--- What you have to do ---
From the entries below, copy every line that holds the word "JSON".

[START Records shown]

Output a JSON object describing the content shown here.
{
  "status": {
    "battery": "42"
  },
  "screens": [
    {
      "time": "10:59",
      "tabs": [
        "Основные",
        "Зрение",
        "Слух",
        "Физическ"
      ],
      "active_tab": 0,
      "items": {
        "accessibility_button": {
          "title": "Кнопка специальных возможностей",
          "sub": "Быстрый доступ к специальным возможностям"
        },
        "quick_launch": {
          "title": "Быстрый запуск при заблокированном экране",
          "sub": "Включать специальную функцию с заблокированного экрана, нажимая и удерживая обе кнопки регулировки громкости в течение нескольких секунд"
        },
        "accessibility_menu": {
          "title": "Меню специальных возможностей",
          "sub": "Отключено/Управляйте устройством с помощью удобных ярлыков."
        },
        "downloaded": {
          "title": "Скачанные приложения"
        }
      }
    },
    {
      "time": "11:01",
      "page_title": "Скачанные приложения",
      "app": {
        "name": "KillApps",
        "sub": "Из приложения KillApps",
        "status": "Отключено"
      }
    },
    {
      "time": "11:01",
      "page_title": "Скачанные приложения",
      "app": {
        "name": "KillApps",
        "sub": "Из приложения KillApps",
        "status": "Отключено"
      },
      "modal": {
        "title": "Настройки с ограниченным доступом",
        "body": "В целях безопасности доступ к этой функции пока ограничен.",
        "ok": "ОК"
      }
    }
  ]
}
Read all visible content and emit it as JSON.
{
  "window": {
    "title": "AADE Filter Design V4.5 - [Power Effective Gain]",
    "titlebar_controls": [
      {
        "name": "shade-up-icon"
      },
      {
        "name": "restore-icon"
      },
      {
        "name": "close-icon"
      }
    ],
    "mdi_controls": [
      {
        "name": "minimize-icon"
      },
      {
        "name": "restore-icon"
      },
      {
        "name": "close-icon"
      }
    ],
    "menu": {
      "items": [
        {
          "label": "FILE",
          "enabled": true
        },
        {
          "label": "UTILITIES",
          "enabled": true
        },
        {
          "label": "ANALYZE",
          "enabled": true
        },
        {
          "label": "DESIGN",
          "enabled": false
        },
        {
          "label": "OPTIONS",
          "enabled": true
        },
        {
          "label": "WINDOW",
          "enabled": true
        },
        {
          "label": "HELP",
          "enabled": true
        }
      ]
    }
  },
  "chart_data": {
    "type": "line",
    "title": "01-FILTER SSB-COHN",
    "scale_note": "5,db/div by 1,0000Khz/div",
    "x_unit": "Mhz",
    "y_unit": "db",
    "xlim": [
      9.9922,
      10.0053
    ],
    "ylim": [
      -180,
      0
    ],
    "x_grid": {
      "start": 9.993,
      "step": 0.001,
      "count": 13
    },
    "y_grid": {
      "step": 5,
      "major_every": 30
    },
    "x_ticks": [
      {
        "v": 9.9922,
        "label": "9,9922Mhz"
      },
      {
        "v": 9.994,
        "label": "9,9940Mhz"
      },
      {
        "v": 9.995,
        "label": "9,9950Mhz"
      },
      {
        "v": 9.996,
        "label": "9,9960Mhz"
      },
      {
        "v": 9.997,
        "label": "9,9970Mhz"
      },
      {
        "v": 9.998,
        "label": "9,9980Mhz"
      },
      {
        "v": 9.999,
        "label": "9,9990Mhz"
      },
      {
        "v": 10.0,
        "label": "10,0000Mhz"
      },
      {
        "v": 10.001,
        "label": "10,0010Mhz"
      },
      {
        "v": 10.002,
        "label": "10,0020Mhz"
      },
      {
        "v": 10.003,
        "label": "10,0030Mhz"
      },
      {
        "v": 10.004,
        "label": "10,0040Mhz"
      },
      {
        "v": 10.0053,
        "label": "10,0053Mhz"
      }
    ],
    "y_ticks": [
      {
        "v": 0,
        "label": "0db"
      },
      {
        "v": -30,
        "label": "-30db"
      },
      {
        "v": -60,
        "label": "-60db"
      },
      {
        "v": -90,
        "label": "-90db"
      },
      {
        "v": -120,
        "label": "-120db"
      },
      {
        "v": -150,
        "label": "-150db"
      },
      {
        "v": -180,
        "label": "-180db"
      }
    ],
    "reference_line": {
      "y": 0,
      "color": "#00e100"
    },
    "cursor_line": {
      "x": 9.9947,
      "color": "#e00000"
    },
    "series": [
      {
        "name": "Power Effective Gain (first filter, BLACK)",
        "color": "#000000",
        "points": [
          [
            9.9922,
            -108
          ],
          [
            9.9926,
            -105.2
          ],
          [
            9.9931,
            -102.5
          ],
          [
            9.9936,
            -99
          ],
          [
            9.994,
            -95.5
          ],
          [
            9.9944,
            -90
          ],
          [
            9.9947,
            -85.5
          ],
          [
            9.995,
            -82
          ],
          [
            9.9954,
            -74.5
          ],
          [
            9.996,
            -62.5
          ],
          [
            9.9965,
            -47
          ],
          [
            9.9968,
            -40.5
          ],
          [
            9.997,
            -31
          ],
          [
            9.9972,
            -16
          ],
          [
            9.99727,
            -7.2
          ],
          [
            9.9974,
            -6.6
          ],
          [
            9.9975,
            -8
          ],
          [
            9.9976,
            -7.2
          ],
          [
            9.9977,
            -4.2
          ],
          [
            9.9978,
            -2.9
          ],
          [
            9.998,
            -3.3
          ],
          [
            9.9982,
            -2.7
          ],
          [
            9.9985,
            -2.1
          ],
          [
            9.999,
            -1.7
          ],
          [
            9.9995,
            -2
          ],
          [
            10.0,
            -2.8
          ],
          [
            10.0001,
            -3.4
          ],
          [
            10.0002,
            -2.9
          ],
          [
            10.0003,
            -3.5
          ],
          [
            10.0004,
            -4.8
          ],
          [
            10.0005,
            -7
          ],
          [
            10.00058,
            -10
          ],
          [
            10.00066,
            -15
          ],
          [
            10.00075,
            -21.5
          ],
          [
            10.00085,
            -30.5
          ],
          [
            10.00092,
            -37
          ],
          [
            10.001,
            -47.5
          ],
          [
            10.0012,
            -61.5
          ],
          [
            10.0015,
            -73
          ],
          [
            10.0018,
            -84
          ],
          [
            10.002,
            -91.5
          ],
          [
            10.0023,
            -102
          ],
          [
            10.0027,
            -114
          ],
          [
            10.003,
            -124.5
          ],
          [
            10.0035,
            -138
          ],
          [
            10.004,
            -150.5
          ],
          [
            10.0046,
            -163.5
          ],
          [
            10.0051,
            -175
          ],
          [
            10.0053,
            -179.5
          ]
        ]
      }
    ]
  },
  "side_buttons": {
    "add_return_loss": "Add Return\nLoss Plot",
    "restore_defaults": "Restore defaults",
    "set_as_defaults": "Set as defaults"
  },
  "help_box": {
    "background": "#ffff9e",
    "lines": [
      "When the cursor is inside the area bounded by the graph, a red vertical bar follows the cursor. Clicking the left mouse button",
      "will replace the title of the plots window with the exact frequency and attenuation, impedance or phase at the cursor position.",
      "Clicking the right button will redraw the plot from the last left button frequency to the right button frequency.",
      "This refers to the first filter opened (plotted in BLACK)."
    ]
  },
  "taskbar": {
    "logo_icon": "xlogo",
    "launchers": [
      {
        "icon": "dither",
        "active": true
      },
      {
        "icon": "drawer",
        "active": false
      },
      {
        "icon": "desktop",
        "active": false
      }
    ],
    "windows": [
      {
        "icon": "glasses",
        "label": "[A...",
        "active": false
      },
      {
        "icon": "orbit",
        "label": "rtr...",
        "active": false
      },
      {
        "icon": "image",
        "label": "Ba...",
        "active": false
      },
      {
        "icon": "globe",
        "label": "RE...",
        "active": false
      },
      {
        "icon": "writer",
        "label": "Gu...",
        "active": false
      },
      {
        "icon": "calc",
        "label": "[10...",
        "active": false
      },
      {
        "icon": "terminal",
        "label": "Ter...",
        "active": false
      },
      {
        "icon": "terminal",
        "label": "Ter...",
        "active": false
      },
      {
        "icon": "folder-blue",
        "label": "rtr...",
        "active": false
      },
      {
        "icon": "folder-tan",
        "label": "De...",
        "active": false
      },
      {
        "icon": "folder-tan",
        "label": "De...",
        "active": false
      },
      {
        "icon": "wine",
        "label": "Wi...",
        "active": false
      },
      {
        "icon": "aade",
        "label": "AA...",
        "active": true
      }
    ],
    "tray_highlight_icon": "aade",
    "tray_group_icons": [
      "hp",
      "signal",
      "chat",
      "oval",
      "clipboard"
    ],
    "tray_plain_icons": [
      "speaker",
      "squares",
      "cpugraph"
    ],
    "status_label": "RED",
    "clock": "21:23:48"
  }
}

[END Records shown]

--- Reply ---
Output a JSON object describing the content shown here.
Read all visible content and emit it as JSON.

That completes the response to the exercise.